(Выбранный отрывок)
================

Его логика сводилась кратко к тому, что в военное время когда немцы под Москвой, лиц заподозренных в политических преступлениях или расстреливают или в случае их «чистосердечного признания» раскаяния, посылают на фронт.
Он, как прокурор, утверждал, что:
«я и мои братья, раз удалось оформить ордера на наш арест, как люди известные общественности не можем рассчитывать на освобождение, так как тогда за наш арест будут отвечать те, кто нас посадил»;
«что нас осудят безразлично от того, сознаемся мы или нет, вся разница только в том, что при отсутствии сознания нас будут судить особое совещание, решения которого не могут быть обжалованы. Лучше поэтому ложно сознаться, попасть в суд, а затем через год два после окончания войны обжаловать решение суда. Хотя этого делать не придется, так как суд обязательно направит всех вас на фронт, в том случае если следствие приложит к делу благоприятную на каждого из вас характеристику
Зарабатывайте в первую очередь такую характеристику от следствия так как от него зависит буквально все, а суд простая формальность…»
«знайте, что статья 58 пункт 10 самая легкая во всех отношениях, обвиненные по ней всего лишь „болтуны“, и поэтому просто не разумно бороться со следствием, так вы уже признали себя виновными в финансовых злоупотреблениях, за что вам грозит наказание значительно большее».
В) Все это, а также угрозы генерала Эсаулова арестовать мою жену в случае если я не сознаюсь в политических преступлениях вынудили меня дать ложные показания на себя и других лиц, арестованных по делу
Мною руководила при этом вера в обещание отправить нас на фронт данное по словам Эсаулова Берией в том случае если «мы выкинем камень из-за пазухи и сознаемся в наших антисоветских преступлениях».
Г) Должен при этом добавить, что я в это время от всех издевательств был тяжело болен расстройством
вестибулярного аппарата и фурункулезом, почти потерял возможность ходить и со слов следователя знал, что братья мои находятся в таком же положении и что у Андрея от «нажима следствия» парализована нога и рука.
«не жалеете себя, пожалейте хотя бы их…» вот что ежедневно твердили мне руководители следствием.
Д) Прежде, чем я начал оговаривать себя и других, я долго пытался найти защиту от незаконных методов допросов, но все мои попытки потерпели полный крах.

================

(Обязательные задания)
(A) Проверьте по отрывку о следствии три утверждения и для каждого ответьте «да» или «нет», приведя решающие слова отрывка дословно в кавычках: (i) прокурор называл статью 58 пункт 10 самой лёгкой; (ii) генерал Эсаулов угрожал арестовать брата автора; (iii) у Андрея была парализована нога и рука.
(B) Объясните в одном–трёх предложениях, почему, по словам прокурора из отрывка о следствии, арестованным было лучше ложно сознаться.
(C) Продолжите отрывок о следствии, начав сразу после его последнего предложения.
Строки, приведённые после отрывка, для этой работы не нужны.

[Записи пространственной разметки]
================

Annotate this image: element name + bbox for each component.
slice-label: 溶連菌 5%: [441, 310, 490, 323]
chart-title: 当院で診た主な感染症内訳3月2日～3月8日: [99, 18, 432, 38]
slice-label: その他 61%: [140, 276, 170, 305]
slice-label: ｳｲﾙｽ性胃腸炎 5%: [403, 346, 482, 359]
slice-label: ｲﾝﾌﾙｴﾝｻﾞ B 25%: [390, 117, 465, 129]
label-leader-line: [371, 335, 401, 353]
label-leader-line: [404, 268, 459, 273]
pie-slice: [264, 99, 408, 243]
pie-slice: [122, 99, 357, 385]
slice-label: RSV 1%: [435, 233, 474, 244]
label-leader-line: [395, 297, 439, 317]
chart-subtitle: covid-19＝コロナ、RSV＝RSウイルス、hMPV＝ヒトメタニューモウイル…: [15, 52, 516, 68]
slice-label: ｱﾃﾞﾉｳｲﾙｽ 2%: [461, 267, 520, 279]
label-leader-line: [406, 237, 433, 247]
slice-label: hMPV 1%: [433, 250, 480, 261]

================

(Итоговые результаты)
(A)
(i) Да: «знайте, что статья 58 пункт 10 самая легкая во всех отношениях».
(ii) Нет: «угрозы генерала Эсаулова арестовать мою жену».
(iii) Да: «у Андрея от «нажима следствия» парализована нога и рука».

(B) Прокурор утверждал, что их осудят в любом случае. Без признания дело рассмотрит особое совещание, решения которого нельзя обжаловать. При ложном признании дело попадёт в суд, его решение можно обжаловать через год-два после войны, а с благоприятной характеристикой от следствия суд обязательно направит их на фронт.

(C)
Я писал заявление на имя Берии, Прокурора СССР и других лиц, но все эти заявления со смехом показывались мне следователем, утверждавшим, что Берия и Меркулов лично следят за моим поведением и считают его бл… и недостойным члена партии…
Меня водили по кабинетам высшего начальства якобы Кабулова, Федотова и других на показ, как правило скрывая от меня с кем я имел разговоры. Не знал я и того, что на моих допросах, как сказал мне следователь, в г. Ульяновске, якобы присутствовал прокурор Рогинский, хотя помню, что никогда неизвестные мне люди сидели в кабинете генерала Эсаулова при его разговорах со мной.
Но все это было уже в период, когда я был сломлен и послушно выполнял то, что хотелось следствию.
Е) Добившись от меня ложного признания в политических преступлениях («Старостиных вряд ли нужно было сажать за хозяйственные дела») генерал Эсаулов, прикрываясь желанием ускорить дело и нашу отправку на фронт, а так же «избавить моих братьев от ненужных страданий» стал требовать от меня таких переговоров с ним, и другими обвиняемыми, которые бы заставили и тех признать себя виновными.
В его кабинете и были проведены все, совершенно не оформлявшиеся записями, мои переговоры по очереди с каждым братом и другими обвиняемыми, при которых я склонил каждого из них к тому, чего никогда не было, т. е. в «средактированных» Яблочкиным для меня антисоветских разговорах.
Обычно на другой день все это оформлялось официальными очными ставками. Вот таким образом в деле «сошлись подтверждения друг друга» все наши ложные показания.
Широко практиковалась не только переписка заново и в другой редакции протоколов допросов, но и
уничтожение целого ряда протоколов. Все это мотивировалось желанием уничтожить «ненужную шелуху».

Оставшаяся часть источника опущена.